==== Information given

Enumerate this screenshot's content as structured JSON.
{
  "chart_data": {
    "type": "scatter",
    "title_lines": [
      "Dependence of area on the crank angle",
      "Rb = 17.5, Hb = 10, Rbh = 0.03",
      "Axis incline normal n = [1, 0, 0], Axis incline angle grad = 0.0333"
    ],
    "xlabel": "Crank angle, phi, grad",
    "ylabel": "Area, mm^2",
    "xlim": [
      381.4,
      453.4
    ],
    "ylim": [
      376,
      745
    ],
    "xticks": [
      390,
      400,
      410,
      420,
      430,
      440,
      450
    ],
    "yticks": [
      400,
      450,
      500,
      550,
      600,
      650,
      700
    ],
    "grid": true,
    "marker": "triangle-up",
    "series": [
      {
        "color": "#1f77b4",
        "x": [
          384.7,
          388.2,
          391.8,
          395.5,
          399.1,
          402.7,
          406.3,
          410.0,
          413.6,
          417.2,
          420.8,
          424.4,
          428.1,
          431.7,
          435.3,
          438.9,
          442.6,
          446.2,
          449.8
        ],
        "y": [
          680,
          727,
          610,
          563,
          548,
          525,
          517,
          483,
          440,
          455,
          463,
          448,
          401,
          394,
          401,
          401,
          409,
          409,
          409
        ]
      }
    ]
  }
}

========

## Task directions
Reproduce the records above exactly as they appear.

## The reply
Enumerate this screenshot's content as structured JSON.
{
  "chart_data": {
    "type": "scatter",
    "title_lines": [
      "Dependence of area on the crank angle",
      "Rb = 17.5, Hb = 10, Rbh = 0.03",
      "Axis incline normal n = [1, 0, 0], Axis incline angle grad = 0.0333"
    ],
    "xlabel": "Crank angle, phi, grad",
    "ylabel": "Area, mm^2",
    "xlim": [
      381.4,
      453.4
    ],
    "ylim": [
      376,
      745
    ],
    "xticks": [
      390,
      400,
      410,
      420,
      430,
      440,
      450
    ],
    "yticks": [
      400,
      450,
      500,
      550,
      600,
      650,
      700
    ],
    "grid": true,
    "marker": "triangle-up",
    "series": [
      {
        "color": "#1f77b4",
        "x": [
          384.7,
          388.2,
          391.8,
          395.5,
          399.1,
          402.7,
          406.3,
          410.0,
          413.6,
          417.2,
          420.8,
          424.4,
          428.1,
          431.7,
          435.3,
          438.9,
          442.6,
          446.2,
          449.8
        ],
        "y": [
          680,
          727,
          610,
          563,
          548,
          525,
          517,
          483,
          440,
          455,
          463,
          448,
          401,
          394,
          401,
          401,
          409,
          409,
          409
        ]
      }
    ]
  }
}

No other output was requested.